## Begin

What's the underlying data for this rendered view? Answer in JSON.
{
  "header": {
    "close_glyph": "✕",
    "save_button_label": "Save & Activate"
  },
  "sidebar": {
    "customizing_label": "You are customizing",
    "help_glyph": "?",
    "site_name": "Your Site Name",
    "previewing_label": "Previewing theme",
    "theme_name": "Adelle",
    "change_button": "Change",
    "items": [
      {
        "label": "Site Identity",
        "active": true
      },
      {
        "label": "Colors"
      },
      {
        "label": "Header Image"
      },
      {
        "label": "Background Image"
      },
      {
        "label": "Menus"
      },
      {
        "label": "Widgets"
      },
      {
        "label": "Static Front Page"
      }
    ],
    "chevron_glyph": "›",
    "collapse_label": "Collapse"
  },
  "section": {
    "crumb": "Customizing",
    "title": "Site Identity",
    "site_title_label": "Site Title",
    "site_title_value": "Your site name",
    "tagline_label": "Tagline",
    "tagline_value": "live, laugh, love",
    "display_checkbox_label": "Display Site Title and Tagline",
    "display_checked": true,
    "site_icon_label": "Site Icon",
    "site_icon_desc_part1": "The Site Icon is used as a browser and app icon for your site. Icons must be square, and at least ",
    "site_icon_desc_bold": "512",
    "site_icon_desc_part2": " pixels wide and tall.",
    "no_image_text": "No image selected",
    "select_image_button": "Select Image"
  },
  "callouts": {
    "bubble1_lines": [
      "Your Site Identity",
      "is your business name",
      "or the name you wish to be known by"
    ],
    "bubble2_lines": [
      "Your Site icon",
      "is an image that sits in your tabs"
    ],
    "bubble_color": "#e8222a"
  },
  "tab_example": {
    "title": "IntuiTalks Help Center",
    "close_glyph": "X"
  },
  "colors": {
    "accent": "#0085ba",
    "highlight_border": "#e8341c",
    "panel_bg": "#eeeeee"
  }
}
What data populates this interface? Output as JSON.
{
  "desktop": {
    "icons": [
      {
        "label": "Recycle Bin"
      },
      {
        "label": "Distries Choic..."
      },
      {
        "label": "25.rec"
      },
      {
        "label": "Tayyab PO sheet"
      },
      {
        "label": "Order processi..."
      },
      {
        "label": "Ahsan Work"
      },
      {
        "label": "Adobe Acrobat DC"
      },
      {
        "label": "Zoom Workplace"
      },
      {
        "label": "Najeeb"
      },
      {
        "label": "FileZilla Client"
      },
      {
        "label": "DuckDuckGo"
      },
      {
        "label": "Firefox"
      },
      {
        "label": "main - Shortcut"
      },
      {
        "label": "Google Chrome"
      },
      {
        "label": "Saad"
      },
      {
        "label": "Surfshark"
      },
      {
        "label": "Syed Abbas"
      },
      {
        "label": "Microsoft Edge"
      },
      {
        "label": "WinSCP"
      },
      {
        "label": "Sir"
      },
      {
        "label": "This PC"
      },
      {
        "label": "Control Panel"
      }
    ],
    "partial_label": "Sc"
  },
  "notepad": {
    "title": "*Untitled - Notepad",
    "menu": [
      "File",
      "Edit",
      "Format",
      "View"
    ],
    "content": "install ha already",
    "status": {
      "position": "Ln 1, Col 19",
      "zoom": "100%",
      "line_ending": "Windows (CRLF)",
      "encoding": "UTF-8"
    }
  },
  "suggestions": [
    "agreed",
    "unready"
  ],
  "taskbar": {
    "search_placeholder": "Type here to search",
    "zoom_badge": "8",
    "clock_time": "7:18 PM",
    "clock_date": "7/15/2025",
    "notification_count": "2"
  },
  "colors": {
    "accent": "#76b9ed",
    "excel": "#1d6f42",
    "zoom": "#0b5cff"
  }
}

## End

Written request:
Write out the full set of records exactly as given.

Response below:
What's the underlying data for this rendered view? Answer in JSON.
{
  "header": {
    "close_glyph": "✕",
    "save_button_label": "Save & Activate"
  },
  "sidebar": {
    "customizing_label": "You are customizing",
    "help_glyph": "?",
    "site_name": "Your Site Name",
    "previewing_label": "Previewing theme",
    "theme_name": "Adelle",
    "change_button": "Change",
    "items": [
      {
        "label": "Site Identity",
        "active": true
      },
      {
        "label": "Colors"
      },
      {
        "label": "Header Image"
      },
      {
        "label": "Background Image"
      },
      {
        "label": "Menus"
      },
      {
        "label": "Widgets"
      },
      {
        "label": "Static Front Page"
      }
    ],
    "chevron_glyph": "›",
    "collapse_label": "Collapse"
  },
  "section": {
    "crumb": "Customizing",
    "title": "Site Identity",
    "site_title_label": "Site Title",
    "site_title_value": "Your site name",
    "tagline_label": "Tagline",
    "tagline_value": "live, laugh, love",
    "display_checkbox_label": "Display Site Title and Tagline",
    "display_checked": true,
    "site_icon_label": "Site Icon",
    "site_icon_desc_part1": "The Site Icon is used as a browser and app icon for your site. Icons must be square, and at least ",
    "site_icon_desc_bold": "512",
    "site_icon_desc_part2": " pixels wide and tall.",
    "no_image_text": "No image selected",
    "select_image_button": "Select Image"
  },
  "callouts": {
    "bubble1_lines": [
      "Your Site Identity",
      "is your business name",
      "or the name you wish to be known by"
    ],
    "bubble2_lines": [
      "Your Site icon",
      "is an image that sits in your tabs"
    ],
    "bubble_color": "#e8222a"
  },
  "tab_example": {
    "title": "IntuiTalks Help Center",
    "close_glyph": "X"
  },
  "colors": {
    "accent": "#0085ba",
    "highlight_border": "#e8341c",
    "panel_bg": "#eeeeee"
  }
}
What data populates this interface? Output as JSON.
{
  "desktop": {
    "icons": [
      {
        "label": "Recycle Bin"
      },
      {
        "label": "Distries Choic..."
      },
      {
        "label": "25.rec"
      },
      {
        "label": "Tayyab PO sheet"
      },
      {
        "label": "Order processi..."
      },
      {
        "label": "Ahsan Work"
      },
      {
        "label": "Adobe Acrobat DC"
      },
      {
        "label": "Zoom Workplace"
      },
      {
        "label": "Najeeb"
      },
      {
        "label": "FileZilla Client"
      },
      {
        "label": "DuckDuckGo"
      },
      {
        "label": "Firefox"
      },
      {
        "label": "main - Shortcut"
      },
      {
        "label": "Google Chrome"
      },
      {
        "label": "Saad"
      },
      {
        "label": "Surfshark"
      },
      {
        "label": "Syed Abbas"
      },
      {
        "label": "Microsoft Edge"
      },
      {
        "label": "WinSCP"
      },
      {
        "label": "Sir"
      },
      {
        "label": "This PC"
      },
      {
        "label": "Control Panel"
      }
    ],
    "partial_label": "Sc"
  },
  "notepad": {
    "title": "*Untitled - Notepad",
    "menu": [
      "File",
      "Edit",
      "Format",
      "View"
    ],
    "content": "install ha already",
    "status": {
      "position": "Ln 1, Col 19",
      "zoom": "100%",
      "line_ending": "Windows (CRLF)",
      "encoding": "UTF-8"
    }
  },
  "suggestions": [
    "agreed",
    "unready"
  ],
  "taskbar": {
    "search_placeholder": "Type here to search",
    "zoom_badge": "8",
    "clock_time": "7:18 PM",
    "clock_date": "7/15/2025",
    "notification_count": "2"
  },
  "colors": {
    "accent": "#76b9ed",
    "excel": "#1d6f42",
    "zoom": "#0b5cff"
  }
}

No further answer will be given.